• [Short problem] Return the records that follow, matching each one exactly.

• [Given entries]

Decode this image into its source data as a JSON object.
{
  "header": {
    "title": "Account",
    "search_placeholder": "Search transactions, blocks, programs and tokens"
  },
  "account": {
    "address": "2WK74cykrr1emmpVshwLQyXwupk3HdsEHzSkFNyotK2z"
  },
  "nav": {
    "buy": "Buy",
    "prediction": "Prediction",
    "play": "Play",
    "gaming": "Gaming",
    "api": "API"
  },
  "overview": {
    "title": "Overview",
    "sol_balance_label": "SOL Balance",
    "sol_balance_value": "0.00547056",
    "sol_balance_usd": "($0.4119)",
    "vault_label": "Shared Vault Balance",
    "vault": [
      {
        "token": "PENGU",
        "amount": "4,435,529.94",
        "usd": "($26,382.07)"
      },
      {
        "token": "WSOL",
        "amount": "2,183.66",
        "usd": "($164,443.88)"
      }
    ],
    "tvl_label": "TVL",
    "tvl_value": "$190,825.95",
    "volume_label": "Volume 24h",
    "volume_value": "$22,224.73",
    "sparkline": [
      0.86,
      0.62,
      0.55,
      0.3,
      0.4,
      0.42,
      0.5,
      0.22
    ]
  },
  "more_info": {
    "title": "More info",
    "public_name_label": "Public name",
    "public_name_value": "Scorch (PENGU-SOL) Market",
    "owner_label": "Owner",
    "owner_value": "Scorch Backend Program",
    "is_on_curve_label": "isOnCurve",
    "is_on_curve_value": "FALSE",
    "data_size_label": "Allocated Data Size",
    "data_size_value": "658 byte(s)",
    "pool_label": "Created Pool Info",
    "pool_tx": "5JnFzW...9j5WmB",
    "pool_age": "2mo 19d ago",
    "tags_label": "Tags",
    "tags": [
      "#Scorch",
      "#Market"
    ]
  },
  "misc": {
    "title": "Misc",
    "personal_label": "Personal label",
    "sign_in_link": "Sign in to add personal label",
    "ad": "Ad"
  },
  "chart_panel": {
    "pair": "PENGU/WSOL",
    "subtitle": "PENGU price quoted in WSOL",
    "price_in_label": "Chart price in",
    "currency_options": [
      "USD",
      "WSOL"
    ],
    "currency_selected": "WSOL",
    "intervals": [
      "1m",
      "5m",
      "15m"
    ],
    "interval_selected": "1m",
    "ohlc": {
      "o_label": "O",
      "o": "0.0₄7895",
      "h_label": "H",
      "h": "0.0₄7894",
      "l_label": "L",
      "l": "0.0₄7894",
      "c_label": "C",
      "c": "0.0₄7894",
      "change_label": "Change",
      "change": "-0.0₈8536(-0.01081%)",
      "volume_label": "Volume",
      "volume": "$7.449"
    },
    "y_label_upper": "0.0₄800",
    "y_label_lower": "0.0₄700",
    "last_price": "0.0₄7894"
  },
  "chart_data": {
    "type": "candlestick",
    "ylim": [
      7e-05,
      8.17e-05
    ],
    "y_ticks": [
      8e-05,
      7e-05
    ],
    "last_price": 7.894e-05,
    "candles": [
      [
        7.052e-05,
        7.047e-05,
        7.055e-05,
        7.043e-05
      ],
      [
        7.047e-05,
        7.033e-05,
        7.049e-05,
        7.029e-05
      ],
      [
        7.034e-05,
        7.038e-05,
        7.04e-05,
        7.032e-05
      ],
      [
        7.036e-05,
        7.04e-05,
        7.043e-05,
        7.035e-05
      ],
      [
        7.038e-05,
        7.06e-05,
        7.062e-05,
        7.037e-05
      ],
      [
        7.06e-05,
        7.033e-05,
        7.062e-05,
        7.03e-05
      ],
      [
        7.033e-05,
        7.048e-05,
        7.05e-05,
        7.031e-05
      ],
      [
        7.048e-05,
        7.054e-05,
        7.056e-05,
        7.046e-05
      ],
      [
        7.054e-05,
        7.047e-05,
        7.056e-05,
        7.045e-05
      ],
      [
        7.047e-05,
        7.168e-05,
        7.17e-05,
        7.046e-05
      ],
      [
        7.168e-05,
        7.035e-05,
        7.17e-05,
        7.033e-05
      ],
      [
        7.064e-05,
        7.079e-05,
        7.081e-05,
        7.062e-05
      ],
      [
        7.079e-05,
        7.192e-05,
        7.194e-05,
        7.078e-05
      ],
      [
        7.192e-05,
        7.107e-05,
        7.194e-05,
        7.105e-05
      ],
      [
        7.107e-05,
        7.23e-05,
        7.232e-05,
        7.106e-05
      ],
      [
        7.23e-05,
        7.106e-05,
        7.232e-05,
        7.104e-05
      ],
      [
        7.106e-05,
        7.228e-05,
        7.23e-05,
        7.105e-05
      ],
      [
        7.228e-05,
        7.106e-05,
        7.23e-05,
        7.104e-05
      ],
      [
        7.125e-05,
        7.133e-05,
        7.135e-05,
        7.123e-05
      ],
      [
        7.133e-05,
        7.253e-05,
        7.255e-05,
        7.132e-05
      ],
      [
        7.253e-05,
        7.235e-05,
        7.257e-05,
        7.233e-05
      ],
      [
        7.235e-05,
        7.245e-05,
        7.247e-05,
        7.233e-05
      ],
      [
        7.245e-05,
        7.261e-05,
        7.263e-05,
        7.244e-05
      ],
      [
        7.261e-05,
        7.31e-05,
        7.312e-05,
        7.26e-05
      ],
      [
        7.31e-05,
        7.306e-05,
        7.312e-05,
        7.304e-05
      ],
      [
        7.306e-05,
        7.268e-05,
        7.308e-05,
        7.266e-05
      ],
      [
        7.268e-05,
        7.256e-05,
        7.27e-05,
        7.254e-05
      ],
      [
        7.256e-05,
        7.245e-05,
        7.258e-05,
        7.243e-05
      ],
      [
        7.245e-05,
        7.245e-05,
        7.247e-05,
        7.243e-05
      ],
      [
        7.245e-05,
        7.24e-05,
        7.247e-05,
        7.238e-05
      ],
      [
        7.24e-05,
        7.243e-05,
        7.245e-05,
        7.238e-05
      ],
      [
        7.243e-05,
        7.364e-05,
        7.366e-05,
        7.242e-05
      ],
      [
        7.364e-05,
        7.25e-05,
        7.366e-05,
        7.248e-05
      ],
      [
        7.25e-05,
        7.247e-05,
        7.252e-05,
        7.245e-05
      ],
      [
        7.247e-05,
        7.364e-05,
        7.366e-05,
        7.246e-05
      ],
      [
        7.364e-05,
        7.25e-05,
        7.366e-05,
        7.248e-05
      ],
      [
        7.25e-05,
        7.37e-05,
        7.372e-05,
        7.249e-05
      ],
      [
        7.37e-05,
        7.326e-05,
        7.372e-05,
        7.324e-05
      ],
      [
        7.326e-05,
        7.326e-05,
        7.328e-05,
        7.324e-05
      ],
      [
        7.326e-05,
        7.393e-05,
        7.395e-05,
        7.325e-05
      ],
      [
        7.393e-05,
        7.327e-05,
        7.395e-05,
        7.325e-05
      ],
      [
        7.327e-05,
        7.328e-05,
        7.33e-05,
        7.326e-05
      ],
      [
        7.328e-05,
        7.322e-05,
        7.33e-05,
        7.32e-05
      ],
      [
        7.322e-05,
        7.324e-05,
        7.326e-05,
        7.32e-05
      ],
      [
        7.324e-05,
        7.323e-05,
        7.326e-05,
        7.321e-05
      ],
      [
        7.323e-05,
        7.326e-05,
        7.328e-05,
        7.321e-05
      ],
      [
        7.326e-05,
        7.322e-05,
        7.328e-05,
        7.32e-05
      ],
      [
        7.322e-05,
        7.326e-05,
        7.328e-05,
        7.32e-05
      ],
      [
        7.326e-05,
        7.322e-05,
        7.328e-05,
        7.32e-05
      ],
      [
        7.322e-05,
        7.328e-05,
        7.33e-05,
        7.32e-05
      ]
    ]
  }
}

• [Written response]
Decode this image into its source data as a JSON object.
{
  "header": {
    "title": "Account",
    "search_placeholder": "Search transactions, blocks, programs and tokens"
  },
  "account": {
    "address": "2WK74cykrr1emmpVshwLQyXwupk3HdsEHzSkFNyotK2z"
  },
  "nav": {
    "buy": "Buy",
    "prediction": "Prediction",
    "play": "Play",
    "gaming": "Gaming",
    "api": "API"
  },
  "overview": {
    "title": "Overview",
    "sol_balance_label": "SOL Balance",
    "sol_balance_value": "0.00547056",
    "sol_balance_usd": "($0.4119)",
    "vault_label": "Shared Vault Balance",
    "vault": [
      {
        "token": "PENGU",
        "amount": "4,435,529.94",
        "usd": "($26,382.07)"
      },
      {
        "token": "WSOL",
        "amount": "2,183.66",
        "usd": "($164,443.88)"
      }
    ],
    "tvl_label": "TVL",
    "tvl_value": "$190,825.95",
    "volume_label": "Volume 24h",
    "volume_value": "$22,224.73",
    "sparkline": [
      0.86,
      0.62,
      0.55,
      0.3,
      0.4,
      0.42,
      0.5,
      0.22
    ]
  },
  "more_info": {
    "title": "More info",
    "public_name_label": "Public name",
    "public_name_value": "Scorch (PENGU-SOL) Market",
    "owner_label": "Owner",
    "owner_value": "Scorch Backend Program",
    "is_on_curve_label": "isOnCurve",
    "is_on_curve_value": "FALSE",
    "data_size_label": "Allocated Data Size",
    "data_size_value": "658 byte(s)",
    "pool_label": "Created Pool Info",
    "pool_tx": "5JnFzW...9j5WmB",
    "pool_age": "2mo 19d ago",
    "tags_label": "Tags",
    "tags": [
      "#Scorch",
      "#Market"
    ]
  },
  "misc": {
    "title": "Misc",
    "personal_label": "Personal label",
    "sign_in_link": "Sign in to add personal label",
    "ad": "Ad"
  },
  "chart_panel": {
    "pair": "PENGU/WSOL",
    "subtitle": "PENGU price quoted in WSOL",
    "price_in_label": "Chart price in",
    "currency_options": [
      "USD",
      "WSOL"
    ],
    "currency_selected": "WSOL",
    "intervals": [
      "1m",
      "5m",
      "15m"
    ],
    "interval_selected": "1m",
    "ohlc": {
      "o_label": "O",
      "o": "0.0₄7895",
      "h_label": "H",
      "h": "0.0₄7894",
      "l_label": "L",
      "l": "0.0₄7894",
      "c_label": "C",
      "c": "0.0₄7894",
      "change_label": "Change",
      "change": "-0.0₈8536(-0.01081%)",
      "volume_label": "Volume",
      "volume": "$7.449"
    },
    "y_label_upper": "0.0₄800",
    "y_label_lower": "0.0₄700",
    "last_price": "0.0₄7894"
  },
  "chart_data": {
    "type": "candlestick",
    "ylim": [
      7e-05,
      8.17e-05
    ],
    "y_ticks": [
      8e-05,
      7e-05
    ],
    "last_price": 7.894e-05,
    "candles": [
      [
        7.052e-05,
        7.047e-05,
        7.055e-05,
        7.043e-05
      ],
      [
        7.047e-05,
        7.033e-05,
        7.049e-05,
        7.029e-05
      ],
      [
        7.034e-05,
        7.038e-05,
        7.04e-05,
        7.032e-05
      ],
      [
        7.036e-05,
        7.04e-05,
        7.043e-05,
        7.035e-05
      ],
      [
        7.038e-05,
        7.06e-05,
        7.062e-05,
        7.037e-05
      ],
      [
        7.06e-05,
        7.033e-05,
        7.062e-05,
        7.03e-05
      ],
      [
        7.033e-05,
        7.048e-05,
        7.05e-05,
        7.031e-05
      ],
      [
        7.048e-05,
        7.054e-05,
        7.056e-05,
        7.046e-05
      ],
      [
        7.054e-05,
        7.047e-05,
        7.056e-05,
        7.045e-05
      ],
      [
        7.047e-05,
        7.168e-05,
        7.17e-05,
        7.046e-05
      ],
      [
        7.168e-05,
        7.035e-05,
        7.17e-05,
        7.033e-05
      ],
      [
        7.064e-05,
        7.079e-05,
        7.081e-05,
        7.062e-05
      ],
      [
        7.079e-05,
        7.192e-05,
        7.194e-05,
        7.078e-05
      ],
      [
        7.192e-05,
        7.107e-05,
        7.194e-05,
        7.105e-05
      ],
      [
        7.107e-05,
        7.23e-05,
        7.232e-05,
        7.106e-05
      ],
      [
        7.23e-05,
        7.106e-05,
        7.232e-05,
        7.104e-05
      ],
      [
        7.106e-05,
        7.228e-05,
        7.23e-05,
        7.105e-05
      ],
      [
        7.228e-05,
        7.106e-05,
        7.23e-05,
        7.104e-05
      ],
      [
        7.125e-05,
        7.133e-05,
        7.135e-05,
        7.123e-05
      ],
      [
        7.133e-05,
        7.253e-05,
        7.255e-05,
        7.132e-05
      ],
      [
        7.253e-05,
        7.235e-05,
        7.257e-05,
        7.233e-05
      ],
      [
        7.235e-05,
        7.245e-05,
        7.247e-05,
        7.233e-05
      ],
      [
        7.245e-05,
        7.261e-05,
        7.263e-05,
        7.244e-05
      ],
      [
        7.261e-05,
        7.31e-05,
        7.312e-05,
        7.26e-05
      ],
      [
        7.31e-05,
        7.306e-05,
        7.312e-05,
        7.304e-05
      ],
      [
        7.306e-05,
        7.268e-05,
        7.308e-05,
        7.266e-05
      ],
      [
        7.268e-05,
        7.256e-05,
        7.27e-05,
        7.254e-05
      ],
      [
        7.256e-05,
        7.245e-05,
        7.258e-05,
        7.243e-05
      ],
      [
        7.245e-05,
        7.245e-05,
        7.247e-05,
        7.243e-05
      ],
      [
        7.245e-05,
        7.24e-05,
        7.247e-05,
        7.238e-05
      ],
      [
        7.24e-05,
        7.243e-05,
        7.245e-05,
        7.238e-05
      ],
      [
        7.243e-05,
        7.364e-05,
        7.366e-05,
        7.242e-05
      ],
      [
        7.364e-05,
        7.25e-05,
        7.366e-05,
        7.248e-05
      ],
      [
        7.25e-05,
        7.247e-05,
        7.252e-05,
        7.245e-05
      ],
      [
        7.247e-05,
        7.364e-05,
        7.366e-05,
        7.246e-05
      ],
      [
        7.364e-05,
        7.25e-05,
        7.366e-05,
        7.248e-05
      ],
      [
        7.25e-05,
        7.37e-05,
        7.372e-05,
        7.249e-05
      ],
      [
        7.37e-05,
        7.326e-05,
        7.372e-05,
        7.324e-05
      ],
      [
        7.326e-05,
        7.326e-05,
        7.328e-05,
        7.324e-05
      ],
      [
        7.326e-05,
        7.393e-05,
        7.395e-05,
        7.325e-05
      ],
      [
        7.393e-05,
        7.327e-05,
        7.395e-05,
        7.325e-05
      ],
      [
        7.327e-05,
        7.328e-05,
        7.33e-05,
        7.326e-05
      ],
      [
        7.328e-05,
        7.322e-05,
        7.33e-05,
        7.32e-05
      ],
      [
        7.322e-05,
        7.324e-05,
        7.326e-05,
        7.32e-05
      ],
      [
        7.324e-05,
        7.323e-05,
        7.326e-05,
        7.321e-05
      ],
      [
        7.323e-05,
        7.326e-05,
        7.328e-05,
        7.321e-05
      ],
      [
        7.326e-05,
        7.322e-05,
        7.328e-05,
        7.32e-05
      ],
      [
        7.322e-05,
        7.326e-05,
        7.328e-05,
        7.32e-05
      ],
      [
        7.326e-05,
        7.322e-05,
        7.328e-05,
        7.32e-05
      ],
      [
        7.322e-05,
        7.328e-05,
        7.33e-05,
        7.32e-05
      ]
    ]
  }
}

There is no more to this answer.